Task statement: Search the records below for the string "membrane", and report each line that contains it.
──────── Material provided
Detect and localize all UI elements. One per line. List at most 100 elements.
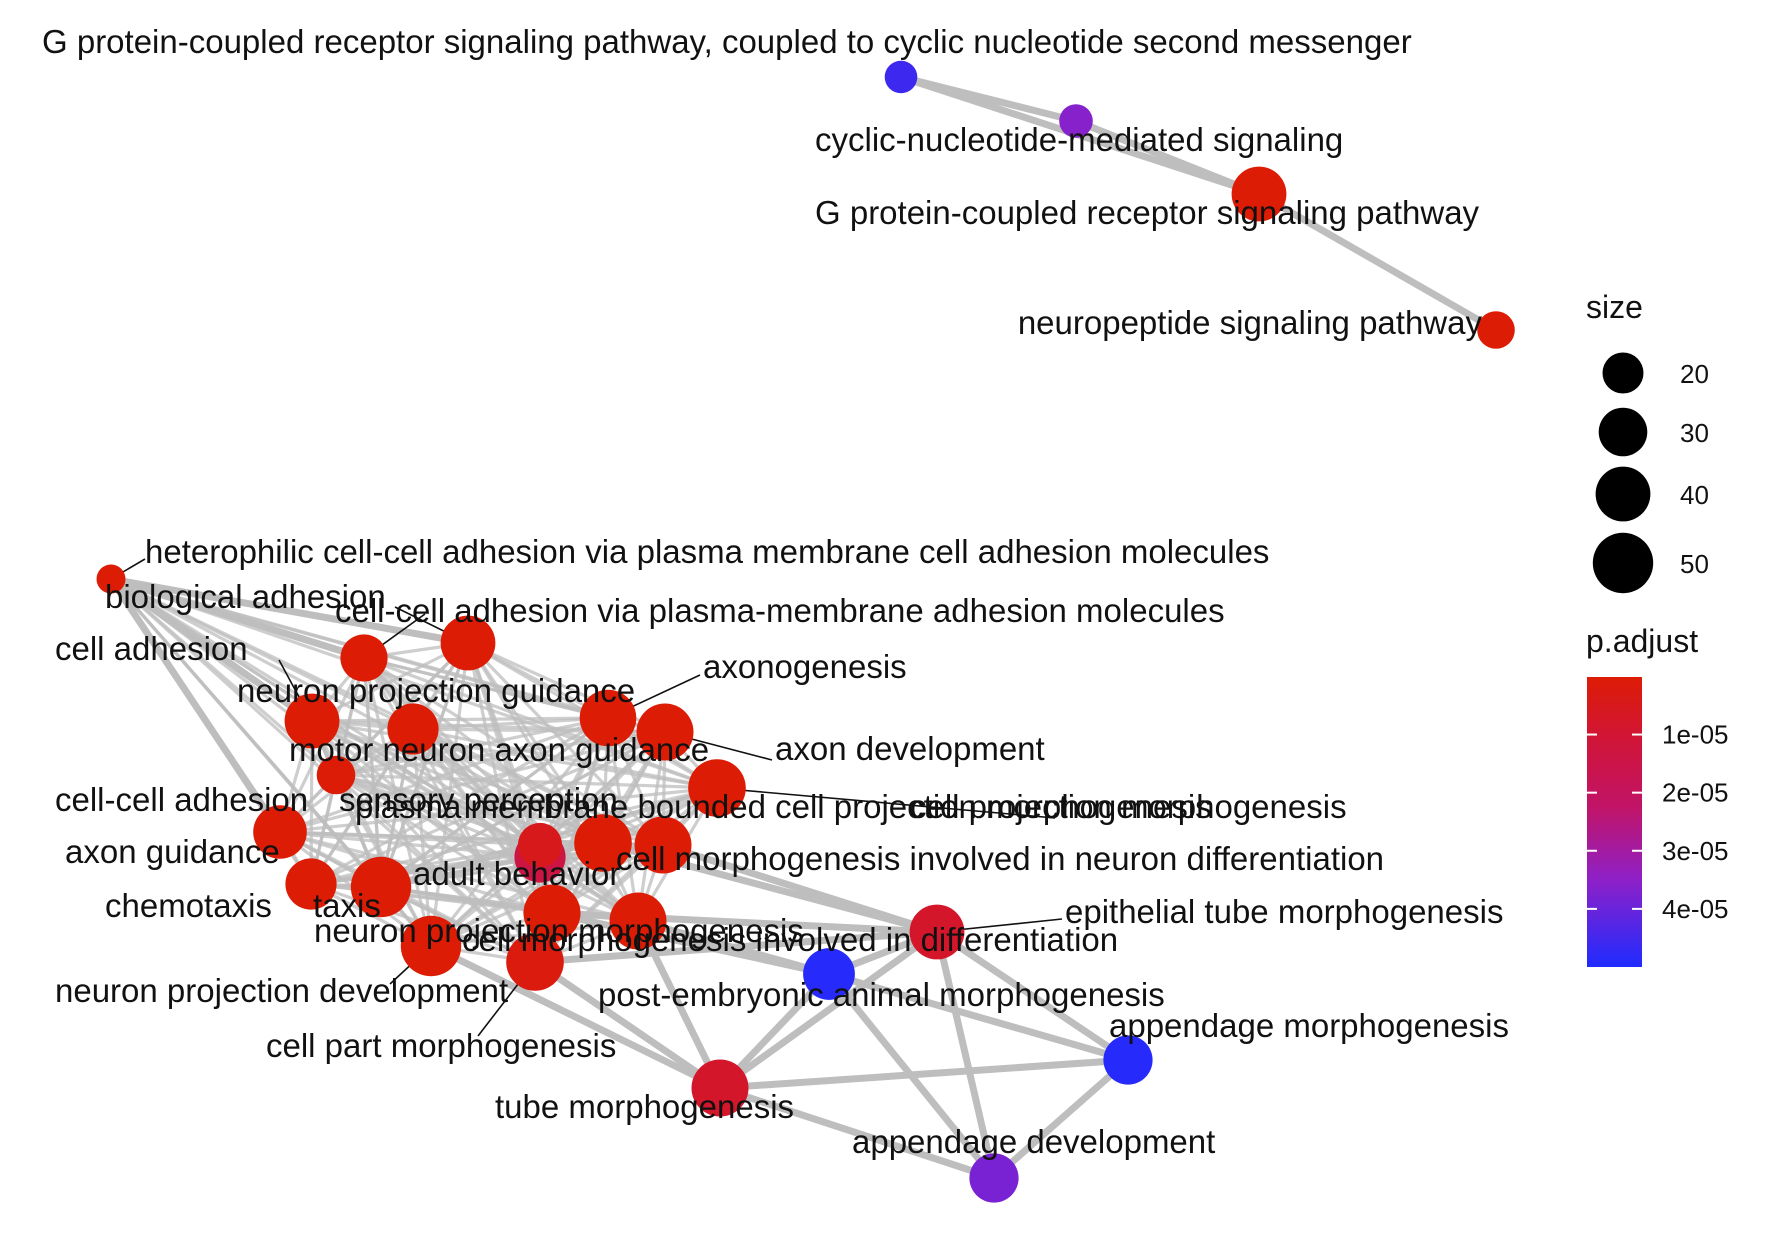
node-label-axon_guidance: axon guidance (65, 833, 280, 870)
node-cpm (688, 759, 746, 817)
node-label-tube_morph: tube morphogenesis (495, 1088, 794, 1125)
node-ccadh (253, 805, 307, 859)
node-label-npg: neuron projection guidance (237, 672, 635, 709)
node-tube_morph (691, 1059, 749, 1117)
node-label-pmbcpm: plasma membrane bounded cell projection … (355, 788, 1212, 825)
node-pe_animal (803, 948, 855, 1000)
legend-size-label: 50 (1680, 549, 1709, 579)
cluster-edge (430, 841, 604, 948)
legend-colorbar (1587, 677, 1642, 967)
node-label-motor_axon: motor neuron axon guidance (289, 731, 709, 768)
cluster-edge (335, 773, 541, 847)
edge-pe_animal-appendage_morph (825, 970, 1132, 1064)
node-label-etm: epithelial tube morphogenesis (1065, 893, 1503, 930)
cluster-edge (311, 719, 718, 790)
colorbar-tick-label: 3e-05 (1662, 836, 1729, 866)
cluster-edge (380, 885, 639, 923)
node-sensory (517, 822, 563, 868)
cluster-edge (279, 830, 541, 859)
node-label-npm: neuron projection morphogenesis (314, 912, 804, 949)
network-nodes (96, 60, 1515, 1203)
node-biological_adhesion (440, 615, 496, 671)
edge-gpcr-neuropeptide (1255, 190, 1500, 334)
node-label-gpcr: G protein-coupled receptor signaling pat… (815, 194, 1480, 231)
node-pmbcpm (574, 814, 632, 872)
cluster-edge (539, 786, 718, 859)
node-motor_axon (316, 755, 356, 795)
legend-size-dot-50 (1592, 532, 1654, 594)
edge-pe_animal-npm (548, 909, 833, 978)
node-label-cmid: cell morphogenesis involved in different… (462, 921, 1118, 958)
chart-legend: size 20 30 40 50 p.adjust 1e-05 2e-05 3e-05 4e… (1586, 289, 1729, 967)
edge-tube_morph-appendage_dev (716, 1084, 998, 1182)
legend-size-label: 30 (1680, 418, 1709, 448)
cluster-edge (335, 773, 604, 845)
cluster-edge (533, 843, 665, 964)
cluster-edge (362, 657, 537, 963)
edge-tube_morph-cmid (634, 917, 724, 1092)
cluster-edge (335, 773, 639, 923)
cluster-edge (411, 728, 554, 914)
node-chemotaxis (352, 858, 410, 916)
cluster-edge (110, 577, 469, 645)
legend-color-title: p.adjust (1586, 623, 1698, 659)
edge-tube_morph-appendage_morph (716, 1056, 1132, 1092)
node-label-pe_animal: post-embryonic animal morphogenesis (598, 976, 1165, 1013)
colorbar-tick-label: 1e-05 (1662, 720, 1729, 750)
cluster-edge (335, 716, 609, 777)
node-label-appendage_morph: appendage morphogenesis (1109, 1007, 1509, 1044)
node-heterophilic (96, 564, 126, 594)
node-cmid (609, 892, 667, 950)
node-label-chemotaxis: chemotaxis (105, 887, 272, 924)
cluster-edge (279, 716, 609, 834)
network-node-labels: G protein-coupled receptor signaling pat… (42, 23, 1509, 1160)
node-cmind (634, 816, 692, 874)
colorbar-tick-label: 2e-05 (1662, 778, 1729, 808)
legend-size-label: 40 (1680, 480, 1709, 510)
node-label-sensory: sensory perception (339, 781, 618, 818)
node-label-gpcr_cyclic: G protein-coupled receptor signaling pat… (42, 23, 1412, 60)
node-label-heterophilic: heterophilic cell-cell adhesion via plas… (145, 533, 1269, 570)
legend-colorbar-ticks: 1e-05 2e-05 3e-05 4e-05 (1587, 720, 1729, 924)
node-npd (400, 915, 462, 977)
node-axon_dev (636, 703, 694, 761)
edge-etm-appendage_dev (933, 928, 998, 1182)
cluster-edge (279, 786, 718, 834)
edge-tube_morph-cpm2 (531, 958, 724, 1092)
node-ccadh_pm (340, 634, 388, 682)
node-label-taxis: taxis (313, 887, 381, 924)
cluster-edge (412, 716, 609, 731)
edge-etm-appendage_morph (933, 928, 1132, 1064)
node-label-axon_dev: axon development (775, 730, 1045, 767)
node-label-biological_adhesion: biological adhesion (105, 578, 386, 615)
edge-appendage_morph-appendage_dev (990, 1056, 1132, 1182)
cluster-edge (279, 730, 666, 834)
node-label-npd: neuron projection development (55, 972, 508, 1009)
node-neuropeptide (1477, 311, 1515, 349)
cluster-edge (311, 719, 541, 847)
node-npg (387, 703, 439, 755)
node-cyclic_nuc (1059, 104, 1093, 138)
node-label-axonogenesis: axonogenesis (703, 648, 907, 685)
node-label-ccadh_pm: cell-cell adhesion via plasma-membrane a… (335, 592, 1225, 629)
cluster-edge (362, 656, 542, 859)
legend-size-dot-20 (1602, 352, 1644, 394)
legend-size-dot-40 (1595, 466, 1651, 522)
node-appendage_morph (1103, 1035, 1153, 1085)
node-appendage_dev (969, 1153, 1019, 1203)
edge-etm-tube_morph (716, 928, 941, 1092)
node-gpcr_cyclic (884, 60, 918, 94)
node-axonogenesis (579, 689, 637, 747)
cluster-edge (310, 855, 541, 886)
node-label-cpm2: cell part morphogenesis (266, 1027, 616, 1064)
cluster-edge (335, 773, 718, 790)
cluster-edge (311, 716, 609, 723)
node-label-cell_adhesion: cell adhesion (55, 630, 248, 667)
node-etm (909, 904, 965, 960)
colorbar-tick-label: 4e-05 (1662, 894, 1729, 924)
node-label-adult_beh: adult behavior (413, 855, 620, 892)
legend-size-dot-30 (1598, 407, 1648, 457)
node-cpm2 (506, 933, 564, 991)
cluster-edge (430, 786, 718, 948)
────────────────
Response to this task:
node-label-pmbcpm: plasma membrane bounded cell projection … (355, 788, 1212, 825)
node-label-ccadh_pm: cell-cell adhesion via plasma-membrane a… (335, 592, 1225, 629)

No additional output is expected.